──────── Records shown
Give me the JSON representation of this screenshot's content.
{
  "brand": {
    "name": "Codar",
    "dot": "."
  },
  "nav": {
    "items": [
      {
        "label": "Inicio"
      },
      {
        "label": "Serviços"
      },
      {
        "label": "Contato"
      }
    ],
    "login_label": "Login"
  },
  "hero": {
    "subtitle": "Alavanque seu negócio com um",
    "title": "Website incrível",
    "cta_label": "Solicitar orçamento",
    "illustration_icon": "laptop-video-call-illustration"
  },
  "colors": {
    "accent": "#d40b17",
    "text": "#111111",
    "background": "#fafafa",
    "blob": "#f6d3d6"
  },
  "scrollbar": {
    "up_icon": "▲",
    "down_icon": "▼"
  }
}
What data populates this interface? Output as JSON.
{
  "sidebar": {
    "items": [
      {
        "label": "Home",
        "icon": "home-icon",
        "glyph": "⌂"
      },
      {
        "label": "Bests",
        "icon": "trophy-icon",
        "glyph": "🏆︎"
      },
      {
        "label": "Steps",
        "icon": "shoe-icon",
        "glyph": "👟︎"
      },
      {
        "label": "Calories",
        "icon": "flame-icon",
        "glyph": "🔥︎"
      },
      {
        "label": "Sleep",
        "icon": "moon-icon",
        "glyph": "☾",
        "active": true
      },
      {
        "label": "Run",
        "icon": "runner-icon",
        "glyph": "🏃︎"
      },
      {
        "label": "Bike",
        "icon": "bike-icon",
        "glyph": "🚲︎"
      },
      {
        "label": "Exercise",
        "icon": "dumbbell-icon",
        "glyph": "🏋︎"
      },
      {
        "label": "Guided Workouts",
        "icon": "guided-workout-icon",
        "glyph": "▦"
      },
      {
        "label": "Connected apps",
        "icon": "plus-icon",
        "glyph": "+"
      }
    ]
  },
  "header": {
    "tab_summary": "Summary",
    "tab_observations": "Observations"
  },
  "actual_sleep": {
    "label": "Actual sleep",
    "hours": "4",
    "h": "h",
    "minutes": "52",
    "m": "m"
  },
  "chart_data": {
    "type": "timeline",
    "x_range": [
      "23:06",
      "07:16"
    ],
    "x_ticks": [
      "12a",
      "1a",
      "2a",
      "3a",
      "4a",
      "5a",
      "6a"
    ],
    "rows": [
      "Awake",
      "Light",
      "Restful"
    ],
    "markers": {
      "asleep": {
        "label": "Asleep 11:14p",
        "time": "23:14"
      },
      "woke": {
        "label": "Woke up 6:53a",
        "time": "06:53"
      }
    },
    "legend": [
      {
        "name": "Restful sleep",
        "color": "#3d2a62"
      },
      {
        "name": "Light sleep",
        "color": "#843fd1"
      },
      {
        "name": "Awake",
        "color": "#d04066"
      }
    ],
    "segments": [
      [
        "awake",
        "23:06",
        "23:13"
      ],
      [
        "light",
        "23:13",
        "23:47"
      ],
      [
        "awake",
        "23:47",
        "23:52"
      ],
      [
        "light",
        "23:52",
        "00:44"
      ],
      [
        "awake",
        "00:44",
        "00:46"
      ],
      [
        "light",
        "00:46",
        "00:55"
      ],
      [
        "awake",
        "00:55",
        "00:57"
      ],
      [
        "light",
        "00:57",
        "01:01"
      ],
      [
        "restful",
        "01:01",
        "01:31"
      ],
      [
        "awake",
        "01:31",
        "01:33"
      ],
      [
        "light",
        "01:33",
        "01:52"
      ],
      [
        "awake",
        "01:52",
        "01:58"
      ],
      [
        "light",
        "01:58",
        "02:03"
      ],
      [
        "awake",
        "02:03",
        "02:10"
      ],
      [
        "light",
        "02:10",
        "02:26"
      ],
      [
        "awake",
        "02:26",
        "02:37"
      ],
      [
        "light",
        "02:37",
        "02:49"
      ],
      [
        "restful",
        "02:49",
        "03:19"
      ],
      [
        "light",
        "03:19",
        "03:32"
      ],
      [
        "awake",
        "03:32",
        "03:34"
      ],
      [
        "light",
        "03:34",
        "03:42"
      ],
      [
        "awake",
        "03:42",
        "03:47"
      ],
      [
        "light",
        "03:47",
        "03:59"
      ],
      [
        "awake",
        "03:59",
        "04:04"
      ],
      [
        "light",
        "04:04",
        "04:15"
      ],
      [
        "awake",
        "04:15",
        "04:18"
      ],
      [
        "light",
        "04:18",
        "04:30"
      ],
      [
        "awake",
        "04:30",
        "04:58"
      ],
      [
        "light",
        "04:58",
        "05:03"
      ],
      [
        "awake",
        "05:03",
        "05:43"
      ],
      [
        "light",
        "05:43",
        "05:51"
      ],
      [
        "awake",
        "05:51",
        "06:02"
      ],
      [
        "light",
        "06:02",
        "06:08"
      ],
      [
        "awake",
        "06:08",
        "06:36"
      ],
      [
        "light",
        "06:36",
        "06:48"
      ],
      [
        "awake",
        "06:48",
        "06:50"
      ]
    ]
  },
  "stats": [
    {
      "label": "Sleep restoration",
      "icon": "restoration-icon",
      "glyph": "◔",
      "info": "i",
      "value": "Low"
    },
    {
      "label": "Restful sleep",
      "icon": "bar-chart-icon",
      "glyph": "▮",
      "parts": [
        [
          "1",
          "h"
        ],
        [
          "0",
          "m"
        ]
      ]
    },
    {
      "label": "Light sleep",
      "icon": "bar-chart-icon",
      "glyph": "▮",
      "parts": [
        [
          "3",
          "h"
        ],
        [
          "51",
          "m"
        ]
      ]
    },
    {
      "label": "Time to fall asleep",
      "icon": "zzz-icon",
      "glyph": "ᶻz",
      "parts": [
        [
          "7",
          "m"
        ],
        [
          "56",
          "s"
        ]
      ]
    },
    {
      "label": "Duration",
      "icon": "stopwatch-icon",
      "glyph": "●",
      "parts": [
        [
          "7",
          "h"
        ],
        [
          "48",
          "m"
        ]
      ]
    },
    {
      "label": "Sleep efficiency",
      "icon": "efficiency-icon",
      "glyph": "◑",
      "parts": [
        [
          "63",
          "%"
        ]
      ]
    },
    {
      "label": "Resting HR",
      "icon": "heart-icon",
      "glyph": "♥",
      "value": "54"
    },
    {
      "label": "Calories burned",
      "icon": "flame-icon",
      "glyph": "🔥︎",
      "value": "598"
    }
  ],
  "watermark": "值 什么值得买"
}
────────────────
Task goal =>
Each line that contains the string "this" counts once; report how many such lines the entries have, giving only the number.

Answer in full =>
2